**What is asked**. Note each line where "сети" appears, and copy it.

Dataset records

##########

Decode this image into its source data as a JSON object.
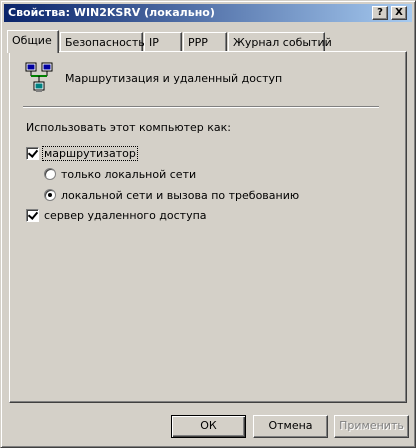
{
  "window": {
    "title": "Свойства: WIN2KSRV (локально)",
    "help_label": "?",
    "close_label": "X"
  },
  "tabs": [
    {
      "label": "Общие",
      "active": true
    },
    {
      "label": "Безопасность",
      "active": false
    },
    {
      "label": "IP",
      "active": false
    },
    {
      "label": "PPP",
      "active": false
    },
    {
      "label": "Журнал событий",
      "active": false
    }
  ],
  "general": {
    "service_name": "Маршрутизация и удаленный доступ",
    "icon": "network-computers-icon",
    "use_as_label": "Использовать этот компьютер как:",
    "router_label": "маршрутизатор",
    "router_checked": true,
    "lan_only_label": "только локальной сети",
    "lan_only_checked": false,
    "lan_demand_label": "локальной сети и вызова по требованию",
    "lan_demand_checked": true,
    "ras_label": "сервер удаленного доступа",
    "ras_checked": true
  },
  "buttons": {
    "ok": "ОК",
    "cancel": "Отмена",
    "apply": "Применить"
  },
  "colors": {
    "title_start": "#0a246a",
    "title_end": "#a6caf0",
    "face": "#d4d0c8"
  }
}
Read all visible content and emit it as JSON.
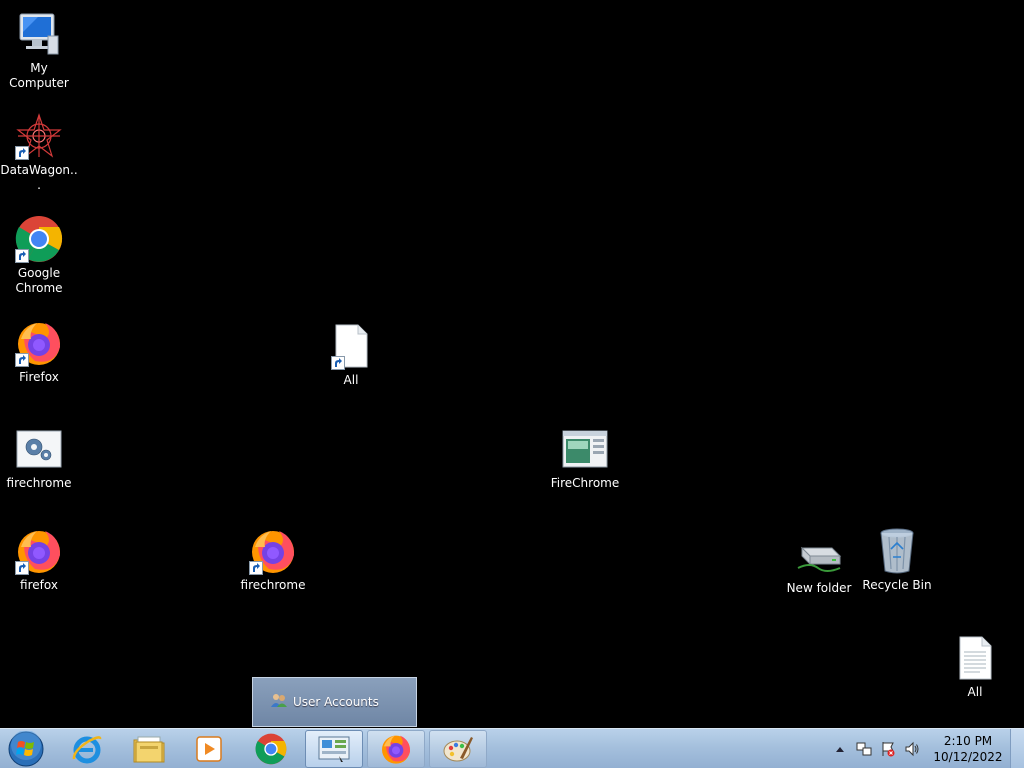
{
  "desktop": {
    "icons": [
      {
        "label": "My Computer",
        "icon": "computer-icon"
      },
      {
        "label": "DataWagon...",
        "icon": "datawagon-icon",
        "shortcut": true
      },
      {
        "label": "Google Chrome",
        "icon": "chrome-icon",
        "shortcut": true
      },
      {
        "label": "Firefox",
        "icon": "firefox-icon",
        "shortcut": true
      },
      {
        "label": "firechrome",
        "icon": "settings-file-icon"
      },
      {
        "label": "firefox",
        "icon": "firefox-icon",
        "shortcut": true
      },
      {
        "label": "All",
        "icon": "blank-file-icon",
        "shortcut": true
      },
      {
        "label": "firechrome",
        "icon": "firefox-icon",
        "shortcut": true
      },
      {
        "label": "FireChrome",
        "icon": "window-app-icon"
      },
      {
        "label": "New folder",
        "icon": "drive-icon"
      },
      {
        "label": "Recycle Bin",
        "icon": "recycle-bin-icon"
      },
      {
        "label": "All",
        "icon": "text-file-icon"
      }
    ]
  },
  "popup": {
    "label": "User Accounts",
    "icon": "users-icon"
  },
  "taskbar": {
    "buttons": [
      {
        "name": "internet-explorer",
        "icon": "ie-icon"
      },
      {
        "name": "file-explorer",
        "icon": "folder-icon"
      },
      {
        "name": "media-player",
        "icon": "media-player-icon"
      },
      {
        "name": "chrome",
        "icon": "chrome-icon"
      },
      {
        "name": "control-panel",
        "icon": "control-panel-icon",
        "state": "active"
      },
      {
        "name": "firefox",
        "icon": "firefox-icon",
        "state": "open"
      },
      {
        "name": "paint",
        "icon": "paint-icon",
        "state": "open"
      }
    ],
    "clock": {
      "time": "2:10 PM",
      "date": "10/12/2022"
    }
  },
  "colors": {
    "desktop": "#000000",
    "taskbar": "#a5c0dd",
    "label": "#ffffff"
  }
}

##########

**Solution to this task**.
    "lan_only_label": "только локальной сети",
    "lan_demand_label": "локальной сети и вызова по требованию",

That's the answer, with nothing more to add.